— begin MATERIAL SUPPLIED —
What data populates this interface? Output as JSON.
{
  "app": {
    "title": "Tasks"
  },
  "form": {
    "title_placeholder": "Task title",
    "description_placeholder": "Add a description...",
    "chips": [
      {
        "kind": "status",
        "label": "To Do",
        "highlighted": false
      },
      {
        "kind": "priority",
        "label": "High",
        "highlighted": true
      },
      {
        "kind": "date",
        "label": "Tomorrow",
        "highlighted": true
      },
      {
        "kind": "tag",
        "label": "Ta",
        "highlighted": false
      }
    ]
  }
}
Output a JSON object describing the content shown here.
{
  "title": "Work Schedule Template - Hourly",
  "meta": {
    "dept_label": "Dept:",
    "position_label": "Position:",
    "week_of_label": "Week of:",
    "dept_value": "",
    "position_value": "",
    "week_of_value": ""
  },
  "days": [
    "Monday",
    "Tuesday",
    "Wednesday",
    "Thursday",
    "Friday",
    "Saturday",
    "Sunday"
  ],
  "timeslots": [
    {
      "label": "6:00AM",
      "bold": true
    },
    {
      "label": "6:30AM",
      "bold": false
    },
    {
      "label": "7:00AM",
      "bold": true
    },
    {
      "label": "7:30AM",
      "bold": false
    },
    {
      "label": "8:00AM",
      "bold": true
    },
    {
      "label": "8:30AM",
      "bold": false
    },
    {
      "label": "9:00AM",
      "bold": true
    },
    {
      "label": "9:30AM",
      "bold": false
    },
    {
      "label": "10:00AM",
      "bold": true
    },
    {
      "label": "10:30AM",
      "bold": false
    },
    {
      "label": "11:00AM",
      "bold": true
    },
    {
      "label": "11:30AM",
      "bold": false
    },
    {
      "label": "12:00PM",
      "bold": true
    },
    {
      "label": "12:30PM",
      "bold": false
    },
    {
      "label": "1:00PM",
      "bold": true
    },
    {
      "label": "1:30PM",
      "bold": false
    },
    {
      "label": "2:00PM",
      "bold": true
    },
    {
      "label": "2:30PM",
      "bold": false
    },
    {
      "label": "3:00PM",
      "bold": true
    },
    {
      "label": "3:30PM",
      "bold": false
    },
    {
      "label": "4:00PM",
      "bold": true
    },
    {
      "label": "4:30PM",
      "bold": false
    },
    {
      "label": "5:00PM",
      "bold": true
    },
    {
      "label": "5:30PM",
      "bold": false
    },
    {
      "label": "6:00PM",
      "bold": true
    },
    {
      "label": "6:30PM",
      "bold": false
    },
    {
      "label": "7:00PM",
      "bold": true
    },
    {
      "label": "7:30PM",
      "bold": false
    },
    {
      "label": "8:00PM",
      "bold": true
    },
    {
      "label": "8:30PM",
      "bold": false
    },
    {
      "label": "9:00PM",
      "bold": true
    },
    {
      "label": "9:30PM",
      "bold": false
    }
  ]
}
— end MATERIAL SUPPLIED —
= WRITTEN EXERCISE =
Please repeat the listing exactly, with nothing left out.

= FULL ANSWER =
What data populates this interface? Output as JSON.
{
  "app": {
    "title": "Tasks"
  },
  "form": {
    "title_placeholder": "Task title",
    "description_placeholder": "Add a description...",
    "chips": [
      {
        "kind": "status",
        "label": "To Do",
        "highlighted": false
      },
      {
        "kind": "priority",
        "label": "High",
        "highlighted": true
      },
      {
        "kind": "date",
        "label": "Tomorrow",
        "highlighted": true
      },
      {
        "kind": "tag",
        "label": "Ta",
        "highlighted": false
      }
    ]
  }
}
Output a JSON object describing the content shown here.
{
  "title": "Work Schedule Template - Hourly",
  "meta": {
    "dept_label": "Dept:",
    "position_label": "Position:",
    "week_of_label": "Week of:",
    "dept_value": "",
    "position_value": "",
    "week_of_value": ""
  },
  "days": [
    "Monday",
    "Tuesday",
    "Wednesday",
    "Thursday",
    "Friday",
    "Saturday",
    "Sunday"
  ],
  "timeslots": [
    {
      "label": "6:00AM",
      "bold": true
    },
    {
      "label": "6:30AM",
      "bold": false
    },
    {
      "label": "7:00AM",
      "bold": true
    },
    {
      "label": "7:30AM",
      "bold": false
    },
    {
      "label": "8:00AM",
      "bold": true
    },
    {
      "label": "8:30AM",
      "bold": false
    },
    {
      "label": "9:00AM",
      "bold": true
    },
    {
      "label": "9:30AM",
      "bold": false
    },
    {
      "label": "10:00AM",
      "bold": true
    },
    {
      "label": "10:30AM",
      "bold": false
    },
    {
      "label": "11:00AM",
      "bold": true
    },
    {
      "label": "11:30AM",
      "bold": false
    },
    {
      "label": "12:00PM",
      "bold": true
    },
    {
      "label": "12:30PM",
      "bold": false
    },
    {
      "label": "1:00PM",
      "bold": true
    },
    {
      "label": "1:30PM",
      "bold": false
    },
    {
      "label": "2:00PM",
      "bold": true
    },
    {
      "label": "2:30PM",
      "bold": false
    },
    {
      "label": "3:00PM",
      "bold": true
    },
    {
      "label": "3:30PM",
      "bold": false
    },
    {
      "label": "4:00PM",
      "bold": true
    },
    {
      "label": "4:30PM",
      "bold": false
    },
    {
      "label": "5:00PM",
      "bold": true
    },
    {
      "label": "5:30PM",
      "bold": false
    },
    {
      "label": "6:00PM",
      "bold": true
    },
    {
      "label": "6:30PM",
      "bold": false
    },
    {
      "label": "7:00PM",
      "bold": true
    },
    {
      "label": "7:30PM",
      "bold": false
    },
    {
      "label": "8:00PM",
      "bold": true
    },
    {
      "label": "8:30PM",
      "bold": false
    },
    {
      "label": "9:00PM",
      "bold": true
    },
    {
      "label": "9:30PM",
      "bold": false
    }
  ]
}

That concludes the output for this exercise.